Set the listing down again exactly, please, apart from its pictures.

Dataset items
+===+

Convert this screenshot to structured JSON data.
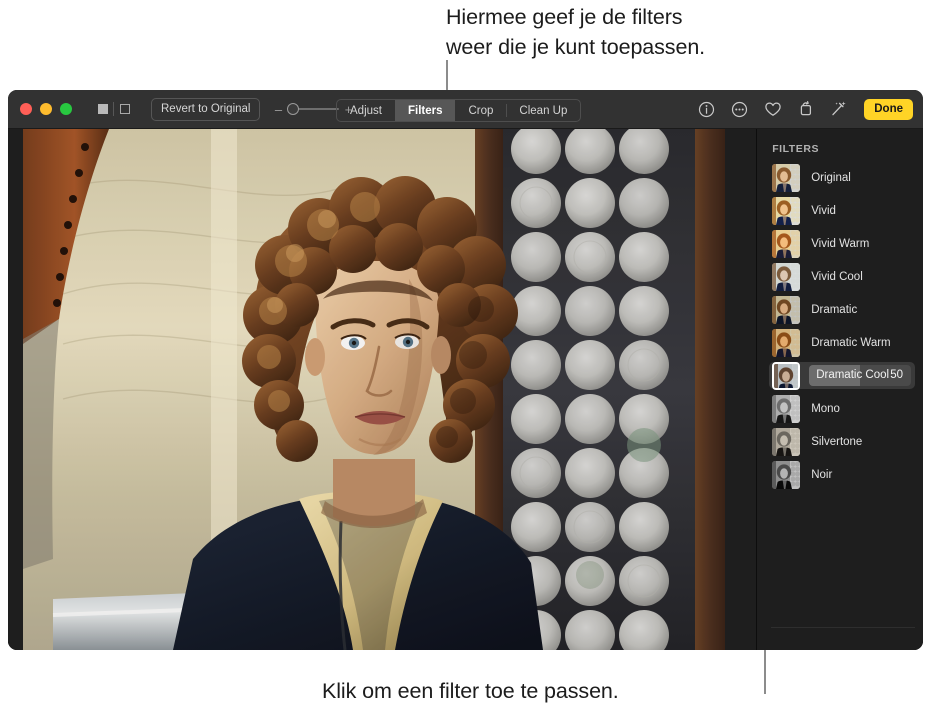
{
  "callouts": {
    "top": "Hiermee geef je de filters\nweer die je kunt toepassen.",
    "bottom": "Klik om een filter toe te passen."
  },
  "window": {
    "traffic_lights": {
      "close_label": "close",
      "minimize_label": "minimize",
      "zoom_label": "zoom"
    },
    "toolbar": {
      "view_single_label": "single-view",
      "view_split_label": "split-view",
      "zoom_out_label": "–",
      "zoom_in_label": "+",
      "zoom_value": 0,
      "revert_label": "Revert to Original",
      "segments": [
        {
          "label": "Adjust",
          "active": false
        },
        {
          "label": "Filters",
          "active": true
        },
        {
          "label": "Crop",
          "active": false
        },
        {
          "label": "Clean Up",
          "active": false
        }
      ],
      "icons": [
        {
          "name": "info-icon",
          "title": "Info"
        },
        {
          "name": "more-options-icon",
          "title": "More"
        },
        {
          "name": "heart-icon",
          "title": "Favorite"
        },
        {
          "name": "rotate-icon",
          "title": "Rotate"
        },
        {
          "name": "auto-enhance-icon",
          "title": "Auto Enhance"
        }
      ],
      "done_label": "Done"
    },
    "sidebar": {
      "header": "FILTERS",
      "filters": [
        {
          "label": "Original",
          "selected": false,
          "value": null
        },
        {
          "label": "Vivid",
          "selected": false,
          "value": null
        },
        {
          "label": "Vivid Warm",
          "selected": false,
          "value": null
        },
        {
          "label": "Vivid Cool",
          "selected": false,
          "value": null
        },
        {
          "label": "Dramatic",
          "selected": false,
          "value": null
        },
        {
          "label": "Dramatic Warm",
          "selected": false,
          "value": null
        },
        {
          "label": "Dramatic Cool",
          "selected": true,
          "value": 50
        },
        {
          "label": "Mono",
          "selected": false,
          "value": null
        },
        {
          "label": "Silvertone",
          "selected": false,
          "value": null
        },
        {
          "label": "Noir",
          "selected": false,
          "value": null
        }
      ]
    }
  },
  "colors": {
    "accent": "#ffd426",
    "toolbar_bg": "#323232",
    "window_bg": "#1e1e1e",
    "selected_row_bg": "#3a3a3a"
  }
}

+===+

**Response to this task:**
Convert this screenshot to structured JSON data.
{
  "callouts": {
    "top": "Hiermee geef je de filters\nweer die je kunt toepassen.",
    "bottom": "Klik om een filter toe te passen."
  },
  "window": {
    "traffic_lights": {
      "close_label": "close",
      "minimize_label": "minimize",
      "zoom_label": "zoom"
    },
    "toolbar": {
      "view_single_label": "single-view",
      "view_split_label": "split-view",
      "zoom_out_label": "–",
      "zoom_in_label": "+",
      "zoom_value": 0,
      "revert_label": "Revert to Original",
      "segments": [
        {
          "label": "Adjust",
          "active": false
        },
        {
          "label": "Filters",
          "active": true
        },
        {
          "label": "Crop",
          "active": false
        },
        {
          "label": "Clean Up",
          "active": false
        }
      ],
      "icons": [
        {
          "name": "info-icon",
          "title": "Info"
        },
        {
          "name": "more-options-icon",
          "title": "More"
        },
        {
          "name": "heart-icon",
          "title": "Favorite"
        },
        {
          "name": "rotate-icon",
          "title": "Rotate"
        },
        {
          "name": "auto-enhance-icon",
          "title": "Auto Enhance"
        }
      ],
      "done_label": "Done"
    },
    "sidebar": {
      "header": "FILTERS",
      "filters": [
        {
          "label": "Original",
          "selected": false,
          "value": null
        },
        {
          "label": "Vivid",
          "selected": false,
          "value": null
        },
        {
          "label": "Vivid Warm",
          "selected": false,
          "value": null
        },
        {
          "label": "Vivid Cool",
          "selected": false,
          "value": null
        },
        {
          "label": "Dramatic",
          "selected": false,
          "value": null
        },
        {
          "label": "Dramatic Warm",
          "selected": false,
          "value": null
        },
        {
          "label": "Dramatic Cool",
          "selected": true,
          "value": 50
        },
        {
          "label": "Mono",
          "selected": false,
          "value": null
        },
        {
          "label": "Silvertone",
          "selected": false,
          "value": null
        },
        {
          "label": "Noir",
          "selected": false,
          "value": null
        }
      ]
    }
  },
  "colors": {
    "accent": "#ffd426",
    "toolbar_bg": "#323232",
    "window_bg": "#1e1e1e",
    "selected_row_bg": "#3a3a3a"
  }
}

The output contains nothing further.